Work through the data line by line, gathering every line that has the word "content".

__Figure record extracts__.
BEGIN
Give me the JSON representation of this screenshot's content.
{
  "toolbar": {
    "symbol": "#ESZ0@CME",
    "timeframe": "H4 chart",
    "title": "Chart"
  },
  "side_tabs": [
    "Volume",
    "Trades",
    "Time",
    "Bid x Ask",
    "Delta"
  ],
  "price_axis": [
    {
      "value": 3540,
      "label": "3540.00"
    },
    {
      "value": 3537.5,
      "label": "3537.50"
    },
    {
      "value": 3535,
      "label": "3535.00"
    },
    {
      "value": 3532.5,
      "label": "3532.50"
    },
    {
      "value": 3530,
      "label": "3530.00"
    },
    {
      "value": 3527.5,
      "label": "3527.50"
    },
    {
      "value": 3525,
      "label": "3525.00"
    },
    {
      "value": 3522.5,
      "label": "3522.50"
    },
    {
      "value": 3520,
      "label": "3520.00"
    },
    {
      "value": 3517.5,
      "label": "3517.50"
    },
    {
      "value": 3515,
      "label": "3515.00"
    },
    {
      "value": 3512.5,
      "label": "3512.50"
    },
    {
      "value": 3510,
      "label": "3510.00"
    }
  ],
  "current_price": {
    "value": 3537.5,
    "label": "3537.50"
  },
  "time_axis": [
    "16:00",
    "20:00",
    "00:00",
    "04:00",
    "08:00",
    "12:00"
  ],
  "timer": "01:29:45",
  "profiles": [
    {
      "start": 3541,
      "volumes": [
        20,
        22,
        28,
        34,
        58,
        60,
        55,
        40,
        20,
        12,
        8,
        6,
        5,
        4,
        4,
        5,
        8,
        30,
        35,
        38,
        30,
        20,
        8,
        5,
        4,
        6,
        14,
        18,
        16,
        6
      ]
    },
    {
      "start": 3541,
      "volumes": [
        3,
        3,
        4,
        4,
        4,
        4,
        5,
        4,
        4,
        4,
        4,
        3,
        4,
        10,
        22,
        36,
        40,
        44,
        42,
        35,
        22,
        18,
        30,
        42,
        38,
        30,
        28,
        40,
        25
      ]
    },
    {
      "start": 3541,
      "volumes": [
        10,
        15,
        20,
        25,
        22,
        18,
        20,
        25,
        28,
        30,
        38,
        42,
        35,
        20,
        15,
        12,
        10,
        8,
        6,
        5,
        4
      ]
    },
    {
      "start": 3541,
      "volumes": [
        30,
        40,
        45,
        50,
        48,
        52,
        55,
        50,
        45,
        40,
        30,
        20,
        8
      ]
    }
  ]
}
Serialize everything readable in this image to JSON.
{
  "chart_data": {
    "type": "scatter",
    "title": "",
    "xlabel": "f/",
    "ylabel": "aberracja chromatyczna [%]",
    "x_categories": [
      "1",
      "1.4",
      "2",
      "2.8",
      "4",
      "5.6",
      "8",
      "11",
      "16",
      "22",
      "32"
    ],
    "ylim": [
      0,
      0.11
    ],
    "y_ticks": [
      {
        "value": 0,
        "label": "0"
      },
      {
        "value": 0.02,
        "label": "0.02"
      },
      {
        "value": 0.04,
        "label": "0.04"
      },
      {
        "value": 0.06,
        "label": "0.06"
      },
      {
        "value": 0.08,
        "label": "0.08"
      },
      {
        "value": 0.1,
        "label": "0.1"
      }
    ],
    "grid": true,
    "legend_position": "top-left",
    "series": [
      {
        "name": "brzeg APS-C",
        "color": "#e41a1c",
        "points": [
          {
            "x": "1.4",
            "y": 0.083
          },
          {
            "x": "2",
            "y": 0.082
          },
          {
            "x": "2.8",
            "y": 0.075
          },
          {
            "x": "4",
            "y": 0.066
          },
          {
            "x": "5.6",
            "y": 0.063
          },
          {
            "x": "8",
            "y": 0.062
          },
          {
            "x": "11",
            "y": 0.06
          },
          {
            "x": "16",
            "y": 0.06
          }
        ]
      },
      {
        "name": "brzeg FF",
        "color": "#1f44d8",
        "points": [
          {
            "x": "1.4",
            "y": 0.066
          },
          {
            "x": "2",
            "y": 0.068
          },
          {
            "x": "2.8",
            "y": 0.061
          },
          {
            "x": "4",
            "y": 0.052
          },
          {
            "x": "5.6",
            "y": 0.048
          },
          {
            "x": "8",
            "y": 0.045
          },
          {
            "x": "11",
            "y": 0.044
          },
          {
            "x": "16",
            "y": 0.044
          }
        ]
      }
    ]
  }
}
END
BEGIN
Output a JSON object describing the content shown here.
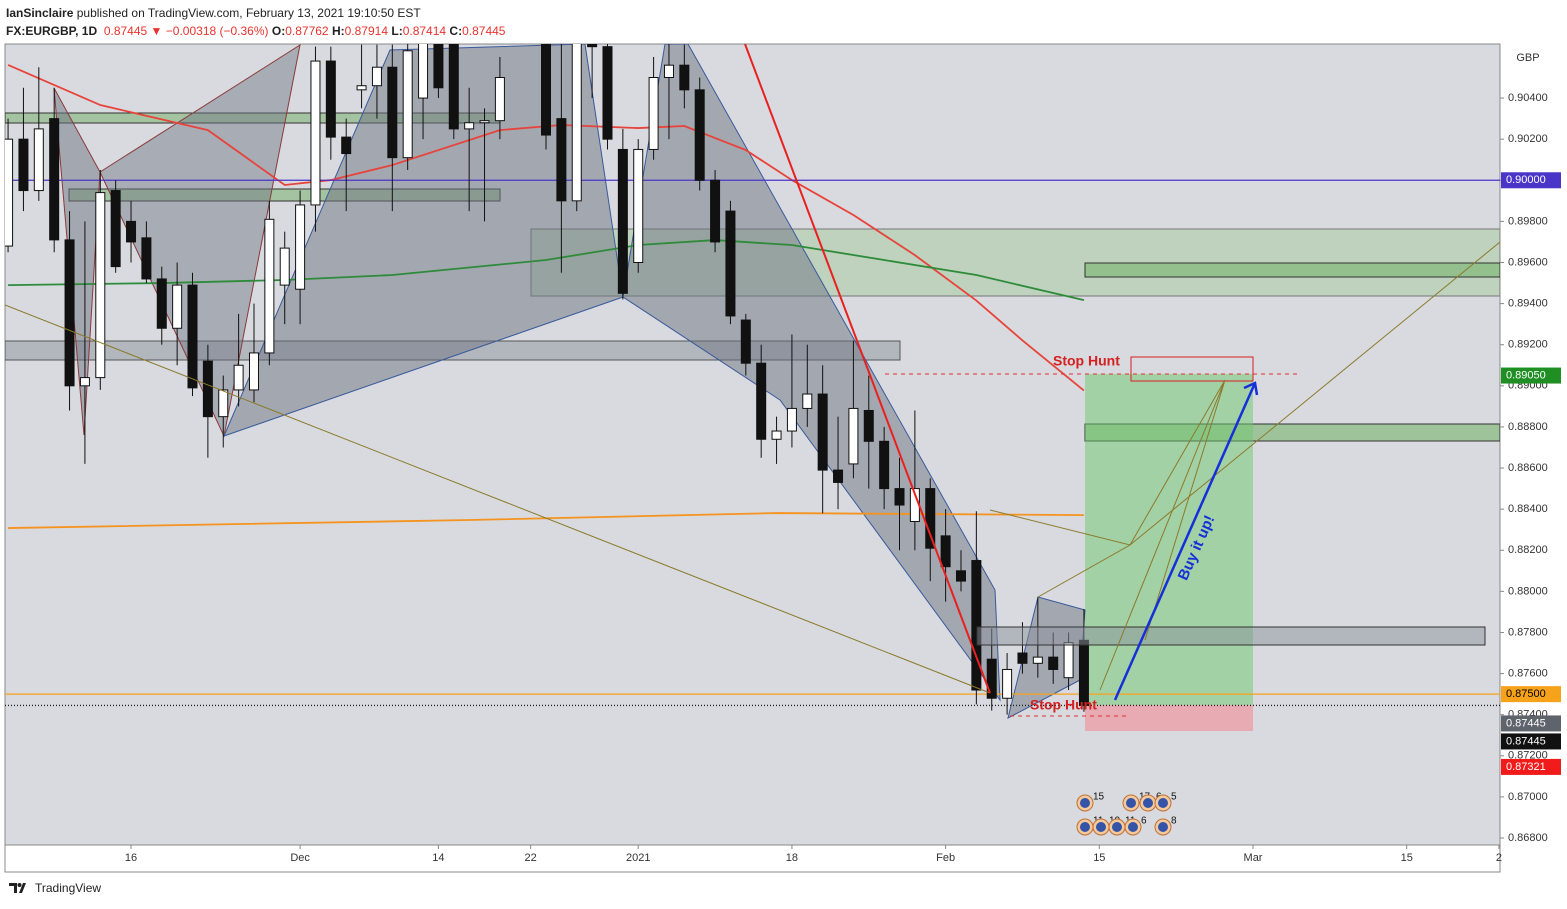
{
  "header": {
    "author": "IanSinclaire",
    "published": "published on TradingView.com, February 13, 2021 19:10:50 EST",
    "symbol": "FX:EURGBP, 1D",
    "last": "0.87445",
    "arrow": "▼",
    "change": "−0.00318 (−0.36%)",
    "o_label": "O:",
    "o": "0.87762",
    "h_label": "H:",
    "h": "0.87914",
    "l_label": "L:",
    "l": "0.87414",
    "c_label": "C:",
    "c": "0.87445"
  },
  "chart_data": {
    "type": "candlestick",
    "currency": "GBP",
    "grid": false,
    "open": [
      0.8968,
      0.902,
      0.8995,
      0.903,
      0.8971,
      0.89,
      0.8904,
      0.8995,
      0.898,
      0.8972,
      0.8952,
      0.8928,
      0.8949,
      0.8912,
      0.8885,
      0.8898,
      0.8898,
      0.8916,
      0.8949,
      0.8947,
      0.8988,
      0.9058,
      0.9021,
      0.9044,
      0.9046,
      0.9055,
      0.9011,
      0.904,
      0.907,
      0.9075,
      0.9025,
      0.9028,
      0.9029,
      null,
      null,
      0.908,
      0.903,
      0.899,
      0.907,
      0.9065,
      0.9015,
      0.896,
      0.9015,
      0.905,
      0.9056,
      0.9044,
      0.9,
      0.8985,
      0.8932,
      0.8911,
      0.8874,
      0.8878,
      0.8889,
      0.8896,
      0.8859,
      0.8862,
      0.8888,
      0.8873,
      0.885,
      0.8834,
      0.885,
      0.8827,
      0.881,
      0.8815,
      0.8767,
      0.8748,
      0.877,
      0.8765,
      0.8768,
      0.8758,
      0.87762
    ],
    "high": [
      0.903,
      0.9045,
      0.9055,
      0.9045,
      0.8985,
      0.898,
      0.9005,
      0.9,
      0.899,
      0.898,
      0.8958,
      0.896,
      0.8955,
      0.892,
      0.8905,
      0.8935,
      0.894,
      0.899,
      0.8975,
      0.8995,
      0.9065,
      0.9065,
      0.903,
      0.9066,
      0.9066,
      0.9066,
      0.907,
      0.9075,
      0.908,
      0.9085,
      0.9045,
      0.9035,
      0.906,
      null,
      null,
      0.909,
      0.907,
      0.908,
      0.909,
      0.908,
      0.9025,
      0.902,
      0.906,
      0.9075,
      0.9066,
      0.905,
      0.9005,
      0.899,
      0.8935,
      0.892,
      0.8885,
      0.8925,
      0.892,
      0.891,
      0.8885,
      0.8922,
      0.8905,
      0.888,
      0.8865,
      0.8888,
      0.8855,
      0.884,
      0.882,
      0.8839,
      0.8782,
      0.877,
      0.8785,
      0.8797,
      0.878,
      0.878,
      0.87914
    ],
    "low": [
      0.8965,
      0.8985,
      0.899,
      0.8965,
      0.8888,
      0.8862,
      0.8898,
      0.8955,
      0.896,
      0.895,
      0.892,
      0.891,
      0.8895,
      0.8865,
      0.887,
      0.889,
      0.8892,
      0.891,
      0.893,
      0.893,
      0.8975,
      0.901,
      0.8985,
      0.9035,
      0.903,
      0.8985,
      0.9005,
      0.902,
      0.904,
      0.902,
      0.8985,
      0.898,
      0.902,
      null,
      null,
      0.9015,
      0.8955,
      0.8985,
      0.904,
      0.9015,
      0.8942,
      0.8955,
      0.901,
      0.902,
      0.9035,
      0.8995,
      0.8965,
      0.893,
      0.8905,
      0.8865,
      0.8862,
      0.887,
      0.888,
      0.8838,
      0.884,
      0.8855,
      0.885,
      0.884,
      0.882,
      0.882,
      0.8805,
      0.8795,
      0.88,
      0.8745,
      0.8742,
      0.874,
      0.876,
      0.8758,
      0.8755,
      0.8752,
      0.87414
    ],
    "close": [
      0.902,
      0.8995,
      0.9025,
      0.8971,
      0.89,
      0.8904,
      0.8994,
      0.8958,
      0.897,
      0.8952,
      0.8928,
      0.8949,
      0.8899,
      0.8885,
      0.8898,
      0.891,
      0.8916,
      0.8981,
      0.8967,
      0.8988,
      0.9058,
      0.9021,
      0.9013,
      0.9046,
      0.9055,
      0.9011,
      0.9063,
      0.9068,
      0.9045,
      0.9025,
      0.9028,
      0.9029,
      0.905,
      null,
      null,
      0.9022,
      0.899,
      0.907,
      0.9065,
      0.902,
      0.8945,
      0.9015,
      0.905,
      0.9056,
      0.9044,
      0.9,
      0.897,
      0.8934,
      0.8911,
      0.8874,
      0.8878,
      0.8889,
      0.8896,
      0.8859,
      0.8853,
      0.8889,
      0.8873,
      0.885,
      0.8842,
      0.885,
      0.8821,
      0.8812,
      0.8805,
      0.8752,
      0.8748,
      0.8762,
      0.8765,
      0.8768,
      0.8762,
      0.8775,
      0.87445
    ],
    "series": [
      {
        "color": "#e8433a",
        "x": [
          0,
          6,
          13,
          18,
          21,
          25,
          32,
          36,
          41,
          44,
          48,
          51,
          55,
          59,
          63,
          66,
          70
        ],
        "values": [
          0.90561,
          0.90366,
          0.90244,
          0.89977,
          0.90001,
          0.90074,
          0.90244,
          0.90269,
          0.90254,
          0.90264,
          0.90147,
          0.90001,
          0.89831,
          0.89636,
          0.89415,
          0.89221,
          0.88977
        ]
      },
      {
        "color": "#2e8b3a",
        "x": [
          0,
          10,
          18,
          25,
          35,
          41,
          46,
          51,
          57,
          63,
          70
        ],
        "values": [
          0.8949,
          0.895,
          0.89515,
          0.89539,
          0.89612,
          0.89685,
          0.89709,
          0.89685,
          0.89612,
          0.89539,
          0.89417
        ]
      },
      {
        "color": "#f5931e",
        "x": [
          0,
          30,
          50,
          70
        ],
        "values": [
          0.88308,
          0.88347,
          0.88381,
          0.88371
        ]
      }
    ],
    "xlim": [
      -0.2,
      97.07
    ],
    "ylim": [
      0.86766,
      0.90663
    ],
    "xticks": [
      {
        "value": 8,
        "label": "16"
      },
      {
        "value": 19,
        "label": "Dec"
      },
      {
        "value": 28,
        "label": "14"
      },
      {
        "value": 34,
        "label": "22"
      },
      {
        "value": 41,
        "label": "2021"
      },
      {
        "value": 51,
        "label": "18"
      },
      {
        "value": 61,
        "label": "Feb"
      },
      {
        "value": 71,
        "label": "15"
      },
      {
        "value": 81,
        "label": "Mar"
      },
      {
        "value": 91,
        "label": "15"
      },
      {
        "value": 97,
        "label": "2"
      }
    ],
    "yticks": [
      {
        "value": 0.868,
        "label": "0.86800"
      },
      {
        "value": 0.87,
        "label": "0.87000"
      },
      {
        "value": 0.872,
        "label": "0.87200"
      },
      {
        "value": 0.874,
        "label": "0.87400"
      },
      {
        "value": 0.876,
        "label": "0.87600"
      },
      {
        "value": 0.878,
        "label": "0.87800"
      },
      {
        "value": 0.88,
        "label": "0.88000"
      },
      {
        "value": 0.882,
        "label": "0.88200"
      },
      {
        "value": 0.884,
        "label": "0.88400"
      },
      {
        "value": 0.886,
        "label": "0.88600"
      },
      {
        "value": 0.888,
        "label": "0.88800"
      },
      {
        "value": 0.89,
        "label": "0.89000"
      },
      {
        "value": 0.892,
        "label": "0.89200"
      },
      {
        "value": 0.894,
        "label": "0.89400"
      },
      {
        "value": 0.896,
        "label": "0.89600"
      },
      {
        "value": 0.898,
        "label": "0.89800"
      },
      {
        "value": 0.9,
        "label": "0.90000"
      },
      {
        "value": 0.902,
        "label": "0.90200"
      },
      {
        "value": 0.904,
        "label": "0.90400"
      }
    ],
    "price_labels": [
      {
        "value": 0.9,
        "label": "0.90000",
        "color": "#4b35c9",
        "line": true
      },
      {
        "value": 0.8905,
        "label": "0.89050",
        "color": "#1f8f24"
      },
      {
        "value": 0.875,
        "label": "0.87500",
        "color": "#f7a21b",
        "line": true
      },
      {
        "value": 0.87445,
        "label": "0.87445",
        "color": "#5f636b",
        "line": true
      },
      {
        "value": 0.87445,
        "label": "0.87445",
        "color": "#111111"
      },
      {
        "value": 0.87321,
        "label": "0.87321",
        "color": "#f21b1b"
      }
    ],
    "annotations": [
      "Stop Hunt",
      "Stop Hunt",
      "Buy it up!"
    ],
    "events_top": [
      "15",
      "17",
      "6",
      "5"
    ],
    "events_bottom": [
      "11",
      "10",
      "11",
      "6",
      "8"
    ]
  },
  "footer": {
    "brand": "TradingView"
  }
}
END
__Exercise answer__.
Give me the JSON representation of this screenshot's content.
Output a JSON object describing the content shown here.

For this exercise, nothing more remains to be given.